Stored items
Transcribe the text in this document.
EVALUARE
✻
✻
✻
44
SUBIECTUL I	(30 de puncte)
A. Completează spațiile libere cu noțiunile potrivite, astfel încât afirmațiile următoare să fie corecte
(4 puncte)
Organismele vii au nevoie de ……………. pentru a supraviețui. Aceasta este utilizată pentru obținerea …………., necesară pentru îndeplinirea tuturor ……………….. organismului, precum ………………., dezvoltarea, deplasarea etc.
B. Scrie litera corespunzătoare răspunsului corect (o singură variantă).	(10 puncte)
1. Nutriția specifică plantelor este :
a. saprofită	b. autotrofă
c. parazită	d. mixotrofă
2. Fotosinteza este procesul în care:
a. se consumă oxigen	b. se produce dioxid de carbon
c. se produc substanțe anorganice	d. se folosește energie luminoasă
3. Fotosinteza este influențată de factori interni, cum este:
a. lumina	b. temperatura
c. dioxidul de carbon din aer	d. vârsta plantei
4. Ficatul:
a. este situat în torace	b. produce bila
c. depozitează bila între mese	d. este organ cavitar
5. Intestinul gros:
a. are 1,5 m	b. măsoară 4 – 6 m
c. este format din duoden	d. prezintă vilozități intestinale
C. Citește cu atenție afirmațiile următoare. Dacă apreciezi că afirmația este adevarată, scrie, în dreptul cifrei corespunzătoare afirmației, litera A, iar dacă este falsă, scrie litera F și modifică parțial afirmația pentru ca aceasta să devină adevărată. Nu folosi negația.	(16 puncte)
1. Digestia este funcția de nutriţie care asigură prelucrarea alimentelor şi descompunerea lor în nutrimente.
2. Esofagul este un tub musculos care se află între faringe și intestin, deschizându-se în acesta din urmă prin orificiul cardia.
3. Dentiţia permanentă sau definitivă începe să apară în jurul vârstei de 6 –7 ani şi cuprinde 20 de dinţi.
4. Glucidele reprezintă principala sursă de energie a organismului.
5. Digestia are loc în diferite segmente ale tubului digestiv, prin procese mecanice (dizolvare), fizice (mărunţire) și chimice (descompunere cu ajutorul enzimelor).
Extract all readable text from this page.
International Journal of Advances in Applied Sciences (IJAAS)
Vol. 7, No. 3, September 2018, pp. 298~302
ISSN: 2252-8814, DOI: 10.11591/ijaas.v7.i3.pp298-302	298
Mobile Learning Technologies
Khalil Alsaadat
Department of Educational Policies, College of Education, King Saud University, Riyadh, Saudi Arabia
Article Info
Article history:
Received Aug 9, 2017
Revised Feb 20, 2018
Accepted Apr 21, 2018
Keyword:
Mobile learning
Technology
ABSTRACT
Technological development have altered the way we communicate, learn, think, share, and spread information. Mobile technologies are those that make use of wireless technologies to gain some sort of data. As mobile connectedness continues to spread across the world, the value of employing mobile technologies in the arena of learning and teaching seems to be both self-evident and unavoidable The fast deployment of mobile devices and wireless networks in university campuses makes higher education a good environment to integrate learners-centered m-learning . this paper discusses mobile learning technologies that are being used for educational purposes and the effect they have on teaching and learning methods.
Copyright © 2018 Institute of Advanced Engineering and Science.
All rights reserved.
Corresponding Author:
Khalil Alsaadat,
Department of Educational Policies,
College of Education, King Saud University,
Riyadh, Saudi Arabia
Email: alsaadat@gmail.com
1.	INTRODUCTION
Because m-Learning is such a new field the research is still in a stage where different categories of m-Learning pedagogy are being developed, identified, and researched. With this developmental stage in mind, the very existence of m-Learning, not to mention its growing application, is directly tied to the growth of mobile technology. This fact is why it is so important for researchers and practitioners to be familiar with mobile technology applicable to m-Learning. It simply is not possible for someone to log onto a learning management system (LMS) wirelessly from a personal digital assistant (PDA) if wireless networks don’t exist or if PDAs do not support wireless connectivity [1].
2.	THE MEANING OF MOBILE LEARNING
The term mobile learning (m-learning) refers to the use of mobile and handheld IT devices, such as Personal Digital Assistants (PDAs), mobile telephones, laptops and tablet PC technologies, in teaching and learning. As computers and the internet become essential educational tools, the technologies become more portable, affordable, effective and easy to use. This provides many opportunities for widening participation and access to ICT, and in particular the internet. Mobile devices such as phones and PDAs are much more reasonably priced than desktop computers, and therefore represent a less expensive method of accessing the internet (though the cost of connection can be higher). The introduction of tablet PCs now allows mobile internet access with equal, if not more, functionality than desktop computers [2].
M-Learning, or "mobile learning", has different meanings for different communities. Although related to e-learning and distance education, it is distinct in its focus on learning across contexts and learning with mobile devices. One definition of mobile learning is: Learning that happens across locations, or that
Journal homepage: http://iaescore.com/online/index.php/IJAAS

* **What the task asks**
Take the entries above and transcribe them in full.

* **Output of the exercise**
Transcribe the text in this document.
EVALUARE
✻
✻
✻
44
SUBIECTUL I	(30 de puncte)
A. Completează spațiile libere cu noțiunile potrivite, astfel încât afirmațiile următoare să fie corecte
(4 puncte)
Organismele vii au nevoie de ……………. pentru a supraviețui. Aceasta este utilizată pentru obținerea …………., necesară pentru îndeplinirea tuturor ……………….. organismului, precum ………………., dezvoltarea, deplasarea etc.
B. Scrie litera corespunzătoare răspunsului corect (o singură variantă).	(10 puncte)
1. Nutriția specifică plantelor este :
a. saprofită	b. autotrofă
c. parazită	d. mixotrofă
2. Fotosinteza este procesul în care:
a. se consumă oxigen	b. se produce dioxid de carbon
c. se produc substanțe anorganice	d. se folosește energie luminoasă
3. Fotosinteza este influențată de factori interni, cum este:
a. lumina	b. temperatura
c. dioxidul de carbon din aer	d. vârsta plantei
4. Ficatul:
a. este situat în torace	b. produce bila
c. depozitează bila între mese	d. este organ cavitar
5. Intestinul gros:
a. are 1,5 m	b. măsoară 4 – 6 m
c. este format din duoden	d. prezintă vilozități intestinale
C. Citește cu atenție afirmațiile următoare. Dacă apreciezi că afirmația este adevarată, scrie, în dreptul cifrei corespunzătoare afirmației, litera A, iar dacă este falsă, scrie litera F și modifică parțial afirmația pentru ca aceasta să devină adevărată. Nu folosi negația.	(16 puncte)
1. Digestia este funcția de nutriţie care asigură prelucrarea alimentelor şi descompunerea lor în nutrimente.
2. Esofagul este un tub musculos care se află între faringe și intestin, deschizându-se în acesta din urmă prin orificiul cardia.
3. Dentiţia permanentă sau definitivă începe să apară în jurul vârstei de 6 –7 ani şi cuprinde 20 de dinţi.
4. Glucidele reprezintă principala sursă de energie a organismului.
5. Digestia are loc în diferite segmente ale tubului digestiv, prin procese mecanice (dizolvare), fizice (mărunţire) și chimice (descompunere cu ajutorul enzimelor).
Extract all readable text from this page.
International Journal of Advances in Applied Sciences (IJAAS)
Vol. 7, No. 3, September 2018, pp. 298~302
ISSN: 2252-8814, DOI: 10.11591/ijaas.v7.i3.pp298-302	298
Mobile Learning Technologies
Khalil Alsaadat
Department of Educational Policies, College of Education, King Saud University, Riyadh, Saudi Arabia
Article Info
Article history:
Received Aug 9, 2017
Revised Feb 20, 2018
Accepted Apr 21, 2018
Keyword:
Mobile learning
Technology
ABSTRACT
Technological development have altered the way we communicate, learn, think, share, and spread information. Mobile technologies are those that make use of wireless technologies to gain some sort of data. As mobile connectedness continues to spread across the world, the value of employing mobile technologies in the arena of learning and teaching seems to be both self-evident and unavoidable The fast deployment of mobile devices and wireless networks in university campuses makes higher education a good environment to integrate learners-centered m-learning . this paper discusses mobile learning technologies that are being used for educational purposes and the effect they have on teaching and learning methods.
Copyright © 2018 Institute of Advanced Engineering and Science.
All rights reserved.
Corresponding Author:
Khalil Alsaadat,
Department of Educational Policies,
College of Education, King Saud University,
Riyadh, Saudi Arabia
Email: alsaadat@gmail.com
1.	INTRODUCTION
Because m-Learning is such a new field the research is still in a stage where different categories of m-Learning pedagogy are being developed, identified, and researched. With this developmental stage in mind, the very existence of m-Learning, not to mention its growing application, is directly tied to the growth of mobile technology. This fact is why it is so important for researchers and practitioners to be familiar with mobile technology applicable to m-Learning. It simply is not possible for someone to log onto a learning management system (LMS) wirelessly from a personal digital assistant (PDA) if wireless networks don’t exist or if PDAs do not support wireless connectivity [1].
2.	THE MEANING OF MOBILE LEARNING
The term mobile learning (m-learning) refers to the use of mobile and handheld IT devices, such as Personal Digital Assistants (PDAs), mobile telephones, laptops and tablet PC technologies, in teaching and learning. As computers and the internet become essential educational tools, the technologies become more portable, affordable, effective and easy to use. This provides many opportunities for widening participation and access to ICT, and in particular the internet. Mobile devices such as phones and PDAs are much more reasonably priced than desktop computers, and therefore represent a less expensive method of accessing the internet (though the cost of connection can be higher). The introduction of tablet PCs now allows mobile internet access with equal, if not more, functionality than desktop computers [2].
M-Learning, or "mobile learning", has different meanings for different communities. Although related to e-learning and distance education, it is distinct in its focus on learning across contexts and learning with mobile devices. One definition of mobile learning is: Learning that happens across locations, or that
Journal homepage: http://iaescore.com/online/index.php/IJAAS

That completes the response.